No Ad-Hoc Parameters: A Methodological Feature of TSTOEAO Across Empirical Protocols

No Ad-Hoc Parameters: A Methodological Feature of TSTOEAO Across Empirical Protocols


DOI (to be assigned) 


February 26, 2026


John Swygert


Abstract


Three published TSTOEAO protocols test substrate signatures at optical, atomic, and astrophysical scales using predictions derived solely from the governing relation

V = E × Y

and the invariant y_eq ≈ 0.792.

When transitioning between domains, no additional adjustable constants are introduced. This note clarifies the methodological significance of that parameter minimalism and contrasts it with established physical frameworks in which adjustable parameters are structurally present and subsequently constrained by observation.

The absence of domain-specific parameter additions in TSTOEAO is a structural feature open to empirical evaluation as new datasets become available. This note does not claim empirical confirmation; it identifies a methodological property subject to continued scrutiny.


1. The Governing Relation


TSTOEAO rests on one axiom: opportunity is filtered by encoded equilibrium inside bounded containers.

All quantitative predictions derive from this relation and the invariant y_eq ≈ 0.792.

These quantities are defined within the framework and applied uniformly across optical, atomic, and astrophysical regimes without the introduction of new tunable constants.


2. Clarifying “No Ad-Hoc Parameters”


In this context, “no ad-hoc parameters” does not imply that other physical theories are flawed. Rather, it refers to the absence of additional adjustable constants introduced when extending the framework across physical scales.

Specifically, TSTOEAO: • Does not introduce new coupling constants when moving from optical to atomic regimes. • Does not introduce scale-dependent correction terms in gravitational-wave applications. • Does not require domain-specific interpolation functions or adjustable potentials.

The same invariant structure governs all published protocols.


3. Parameter Usage in Established Frameworks


Many well-established physical frameworks include adjustable parameters as structural components. These are not defects; they are part of the theory’s architecture and are constrained by experiment.


3.1 The Standard Model of Particle Physics 


The Standard Model contains more than a dozen empirically determined parameters, including: • Fermion masses • Mixing angles • Gauge couplings • Higgs vacuum expectation value

These parameters are measured experimentally rather than derived from deeper principles.


3.2 ΛCDM Cosmology 


The ΛCDM model includes parameters such as: • Matter density fraction • Dark energy fraction • Hubble constant • Scalar spectral index • Matter fluctuation amplitude • Optical depth

These are constrained by CMB, BAO, and supernova observations.

• _GIVEN MATERIAL_:
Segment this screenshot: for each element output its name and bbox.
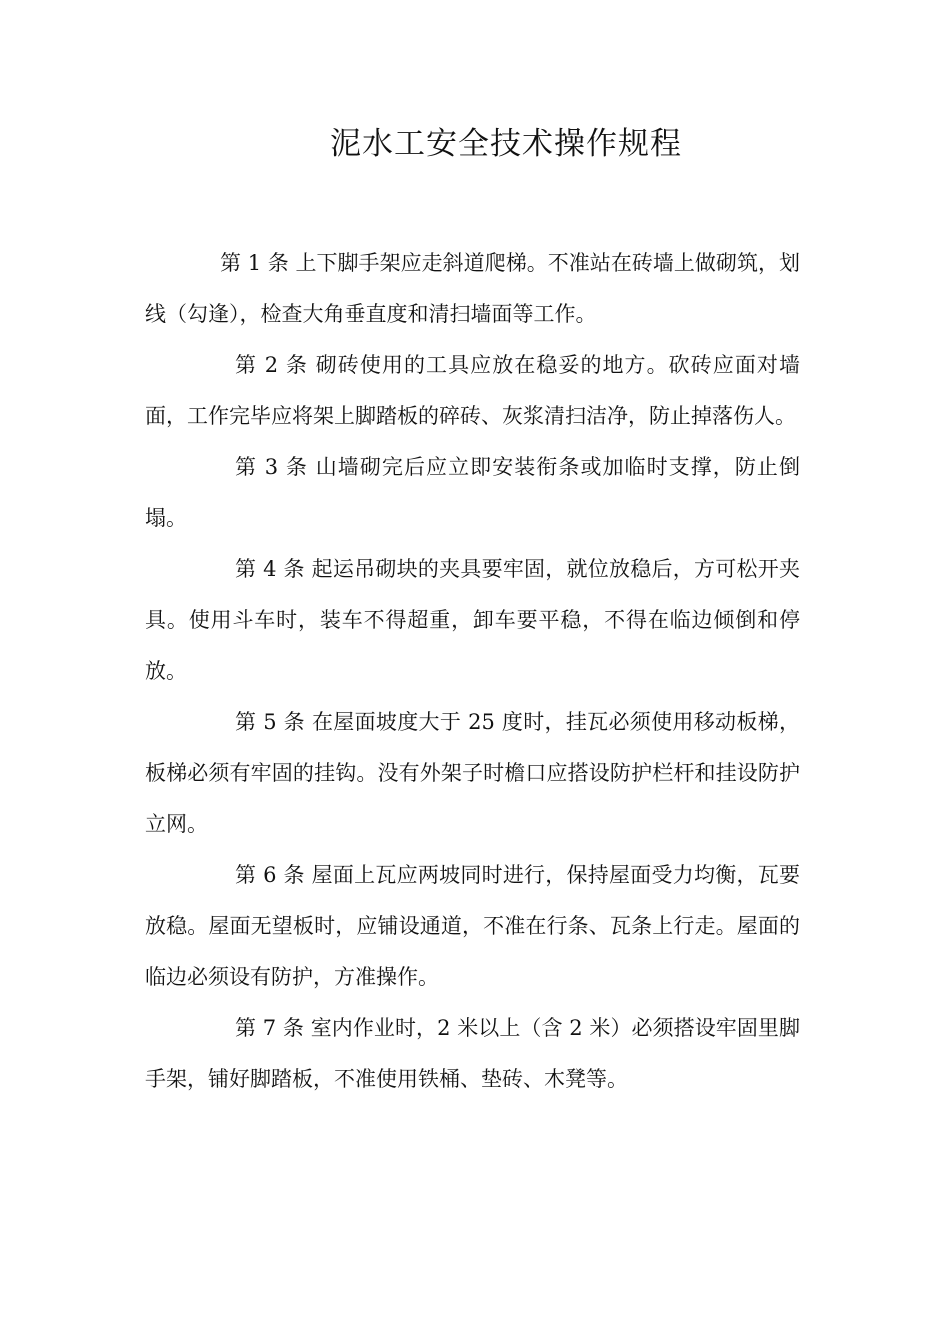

• _PROBLEM 1_:
Answer these questions about the TSTOEAO note, one line each:
(a) What approximate value does the note give for the invariant y_eq?
(b) What does TSTOEAO not introduce in gravitational-wave applications?
(c) Which observations constrain the ΛCDM parameters?
• _PROBLEM 2_:
Write the next part of the TSTOEAO note, starting after its last sentence.

• _REPLY 1_:
(a) About 0.792.
(b) Scale-dependent correction terms.
(c) CMB, BAO, and supernova observations.

• _REPLY 2_:
3.3 Inflationary Models 


Inflationary cosmology introduces: • A scalar inflaton field • A potential with model-dependent parameters • Slow-roll parameters that determine spectral predictions

The specific potential form and parameter values are selected to match observational constraints.


3.4 Modified Gravity and Extended Theories 


Frameworks such as f(R) gravity or extra-dimensional models introduce: • Functional forms • Compactification radii • Coupling constants • Soft-breaking mass terms (in supersymmetry)

These quantities are constrained through experimental limits and collider data.

** 4. Published TSTOEAO Protocols**

The following protocols illustrate the absence of domain-specific parameter additions:


4.1 Temporal Double-Slit Protocol 


Phase windows and spectral interference arise from time-dependent boundary modulation under Y alone, without additional coupling constants.


4.2 Attosecond Z-Scaling Protocol 


The delay relation τ ∝ 1/Z with fixed Y ≈ 0.18 matches the helium measurement within experimental uncertainty and predicts Li⁺ and Be²⁺ values without adjustment.


4.3 O4 Gravitational-Wave Protocol 


SEQ clustering in the 0.78–0.81 band (≤1% scatter) and EQ stability near ≈0.72 (<1.5% deviation) follow directly from the governing relation and invariant structure.

No additional fitted constants are introduced when transitioning to astrophysical scales.


5. Methodological Implication


Parameter minimalism yields a meta-level expectation:


If the framework is correct, the same invariant quantities should continue to describe independent datasets without scale-dependent adjustment.


Future O4 analyses, next-generation attosecond measurements, and laboratory-scale experiments provide opportunities to evaluate this expectation directly.


This note identifies a structural feature of the framework rather than asserting empirical confirmation.


Conclusion


The absence of domain-specific adjustable parameters across optical, atomic, and astrophysical applications is a methodological feature of TSTOEAO.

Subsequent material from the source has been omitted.